To do: Print the lines below again, character for character, leaving nothing out and adding nothing.

Start of Data supplied

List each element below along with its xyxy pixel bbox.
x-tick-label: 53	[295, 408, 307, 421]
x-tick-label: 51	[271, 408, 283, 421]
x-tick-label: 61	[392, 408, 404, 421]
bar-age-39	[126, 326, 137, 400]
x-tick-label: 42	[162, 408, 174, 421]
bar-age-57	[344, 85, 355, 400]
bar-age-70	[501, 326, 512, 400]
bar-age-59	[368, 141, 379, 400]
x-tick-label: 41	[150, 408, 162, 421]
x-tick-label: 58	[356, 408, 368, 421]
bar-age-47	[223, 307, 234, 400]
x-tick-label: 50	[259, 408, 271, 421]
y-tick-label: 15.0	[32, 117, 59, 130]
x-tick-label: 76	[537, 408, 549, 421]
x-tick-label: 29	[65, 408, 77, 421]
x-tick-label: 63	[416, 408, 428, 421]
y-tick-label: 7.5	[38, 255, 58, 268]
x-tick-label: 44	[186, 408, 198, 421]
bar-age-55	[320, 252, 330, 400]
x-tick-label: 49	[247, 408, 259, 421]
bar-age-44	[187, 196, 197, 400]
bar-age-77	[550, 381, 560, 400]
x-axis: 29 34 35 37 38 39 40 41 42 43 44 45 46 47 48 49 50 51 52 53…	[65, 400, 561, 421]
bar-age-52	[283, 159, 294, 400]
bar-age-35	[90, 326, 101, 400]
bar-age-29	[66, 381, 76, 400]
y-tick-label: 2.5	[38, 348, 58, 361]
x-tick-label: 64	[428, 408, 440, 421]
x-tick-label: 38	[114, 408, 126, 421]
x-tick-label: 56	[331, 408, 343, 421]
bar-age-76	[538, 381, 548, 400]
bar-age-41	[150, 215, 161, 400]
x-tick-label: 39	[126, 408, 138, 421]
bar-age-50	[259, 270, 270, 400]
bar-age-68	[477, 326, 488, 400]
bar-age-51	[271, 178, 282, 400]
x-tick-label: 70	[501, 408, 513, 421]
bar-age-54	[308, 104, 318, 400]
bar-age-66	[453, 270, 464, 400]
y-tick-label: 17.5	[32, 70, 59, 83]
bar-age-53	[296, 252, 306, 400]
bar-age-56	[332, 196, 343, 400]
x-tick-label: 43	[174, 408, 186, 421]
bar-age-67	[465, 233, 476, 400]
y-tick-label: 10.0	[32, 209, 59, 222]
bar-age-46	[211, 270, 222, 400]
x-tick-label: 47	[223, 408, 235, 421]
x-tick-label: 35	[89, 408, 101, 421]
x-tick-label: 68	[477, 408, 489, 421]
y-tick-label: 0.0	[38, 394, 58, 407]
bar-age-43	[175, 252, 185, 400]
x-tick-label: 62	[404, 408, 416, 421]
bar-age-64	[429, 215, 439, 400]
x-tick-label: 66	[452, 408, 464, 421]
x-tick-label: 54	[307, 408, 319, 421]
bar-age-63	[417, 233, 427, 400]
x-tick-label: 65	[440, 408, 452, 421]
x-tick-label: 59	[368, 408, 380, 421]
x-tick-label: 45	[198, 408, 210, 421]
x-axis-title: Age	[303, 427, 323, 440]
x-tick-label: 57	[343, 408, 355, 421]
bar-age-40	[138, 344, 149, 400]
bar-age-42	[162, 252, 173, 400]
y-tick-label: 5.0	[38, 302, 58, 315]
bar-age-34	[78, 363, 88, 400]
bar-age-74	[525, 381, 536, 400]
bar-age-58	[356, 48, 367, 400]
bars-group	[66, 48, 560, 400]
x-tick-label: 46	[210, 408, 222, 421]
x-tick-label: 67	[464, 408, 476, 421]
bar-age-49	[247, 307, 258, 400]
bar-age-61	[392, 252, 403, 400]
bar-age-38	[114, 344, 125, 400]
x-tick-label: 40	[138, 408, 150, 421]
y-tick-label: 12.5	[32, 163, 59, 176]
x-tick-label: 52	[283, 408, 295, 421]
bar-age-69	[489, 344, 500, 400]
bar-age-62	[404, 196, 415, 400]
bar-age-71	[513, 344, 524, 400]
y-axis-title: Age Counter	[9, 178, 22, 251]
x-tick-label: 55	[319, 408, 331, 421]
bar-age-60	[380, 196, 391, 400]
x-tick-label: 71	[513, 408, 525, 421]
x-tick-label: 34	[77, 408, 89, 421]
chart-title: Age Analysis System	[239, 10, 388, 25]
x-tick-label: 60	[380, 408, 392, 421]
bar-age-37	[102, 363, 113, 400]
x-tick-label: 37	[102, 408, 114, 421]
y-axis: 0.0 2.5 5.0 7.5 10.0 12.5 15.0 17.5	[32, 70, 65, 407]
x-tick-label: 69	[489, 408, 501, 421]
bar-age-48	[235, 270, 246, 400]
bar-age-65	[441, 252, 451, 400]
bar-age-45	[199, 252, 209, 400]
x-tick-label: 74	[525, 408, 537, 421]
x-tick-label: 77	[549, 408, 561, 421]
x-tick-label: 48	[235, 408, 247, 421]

End of Data supplied

The answer:
List each element below along with its xyxy pixel bbox.
x-tick-label: 53	[295, 408, 307, 421]
x-tick-label: 51	[271, 408, 283, 421]
x-tick-label: 61	[392, 408, 404, 421]
bar-age-39	[126, 326, 137, 400]
x-tick-label: 42	[162, 408, 174, 421]
bar-age-57	[344, 85, 355, 400]
bar-age-70	[501, 326, 512, 400]
bar-age-59	[368, 141, 379, 400]
x-tick-label: 41	[150, 408, 162, 421]
x-tick-label: 58	[356, 408, 368, 421]
bar-age-47	[223, 307, 234, 400]
x-tick-label: 50	[259, 408, 271, 421]
y-tick-label: 15.0	[32, 117, 59, 130]
x-tick-label: 76	[537, 408, 549, 421]
x-tick-label: 29	[65, 408, 77, 421]
x-tick-label: 63	[416, 408, 428, 421]
y-tick-label: 7.5	[38, 255, 58, 268]
x-tick-label: 44	[186, 408, 198, 421]
bar-age-55	[320, 252, 330, 400]
x-tick-label: 49	[247, 408, 259, 421]
bar-age-44	[187, 196, 197, 400]
bar-age-77	[550, 381, 560, 400]
x-axis: 29 34 35 37 38 39 40 41 42 43 44 45 46 47 48 49 50 51 52 53…	[65, 400, 561, 421]
bar-age-52	[283, 159, 294, 400]
bar-age-35	[90, 326, 101, 400]
bar-age-29	[66, 381, 76, 400]
y-tick-label: 2.5	[38, 348, 58, 361]
x-tick-label: 64	[428, 408, 440, 421]
x-tick-label: 38	[114, 408, 126, 421]
x-tick-label: 56	[331, 408, 343, 421]
bar-age-76	[538, 381, 548, 400]
bar-age-41	[150, 215, 161, 400]
x-tick-label: 39	[126, 408, 138, 421]
bar-age-50	[259, 270, 270, 400]
bar-age-68	[477, 326, 488, 400]
bar-age-51	[271, 178, 282, 400]
x-tick-label: 70	[501, 408, 513, 421]
bar-age-54	[308, 104, 318, 400]
bar-age-66	[453, 270, 464, 400]
y-tick-label: 17.5	[32, 70, 59, 83]
bar-age-53	[296, 252, 306, 400]
bar-age-56	[332, 196, 343, 400]
x-tick-label: 43	[174, 408, 186, 421]
bar-age-67	[465, 233, 476, 400]
y-tick-label: 10.0	[32, 209, 59, 222]
bar-age-46	[211, 270, 222, 400]
x-tick-label: 47	[223, 408, 235, 421]
x-tick-label: 35	[89, 408, 101, 421]
x-tick-label: 68	[477, 408, 489, 421]
y-tick-label: 0.0	[38, 394, 58, 407]
bar-age-43	[175, 252, 185, 400]
x-tick-label: 62	[404, 408, 416, 421]
bar-age-64	[429, 215, 439, 400]
x-tick-label: 66	[452, 408, 464, 421]
x-tick-label: 54	[307, 408, 319, 421]
bar-age-63	[417, 233, 427, 400]
x-tick-label: 65	[440, 408, 452, 421]
x-tick-label: 59	[368, 408, 380, 421]
x-tick-label: 45	[198, 408, 210, 421]
x-axis-title: Age	[303, 427, 323, 440]
x-tick-label: 57	[343, 408, 355, 421]
bar-age-40	[138, 344, 149, 400]
bar-age-42	[162, 252, 173, 400]
y-tick-label: 5.0	[38, 302, 58, 315]
bar-age-34	[78, 363, 88, 400]
bar-age-74	[525, 381, 536, 400]
bar-age-58	[356, 48, 367, 400]
bars-group	[66, 48, 560, 400]
x-tick-label: 46	[210, 408, 222, 421]
x-tick-label: 67	[464, 408, 476, 421]
bar-age-49	[247, 307, 258, 400]
bar-age-61	[392, 252, 403, 400]
bar-age-38	[114, 344, 125, 400]
x-tick-label: 40	[138, 408, 150, 421]
y-tick-label: 12.5	[32, 163, 59, 176]
x-tick-label: 52	[283, 408, 295, 421]
bar-age-69	[489, 344, 500, 400]
bar-age-62	[404, 196, 415, 400]
bar-age-71	[513, 344, 524, 400]
y-axis-title: Age Counter	[9, 178, 22, 251]
x-tick-label: 55	[319, 408, 331, 421]
bar-age-60	[380, 196, 391, 400]
x-tick-label: 71	[513, 408, 525, 421]
x-tick-label: 34	[77, 408, 89, 421]
chart-title: Age Analysis System	[239, 10, 388, 25]
x-tick-label: 60	[380, 408, 392, 421]
bar-age-37	[102, 363, 113, 400]
x-tick-label: 37	[102, 408, 114, 421]
y-axis: 0.0 2.5 5.0 7.5 10.0 12.5 15.0 17.5	[32, 70, 65, 407]
x-tick-label: 69	[489, 408, 501, 421]
bar-age-48	[235, 270, 246, 400]
bar-age-65	[441, 252, 451, 400]
bar-age-45	[199, 252, 209, 400]
x-tick-label: 74	[525, 408, 537, 421]
x-tick-label: 77	[549, 408, 561, 421]
x-tick-label: 48	[235, 408, 247, 421]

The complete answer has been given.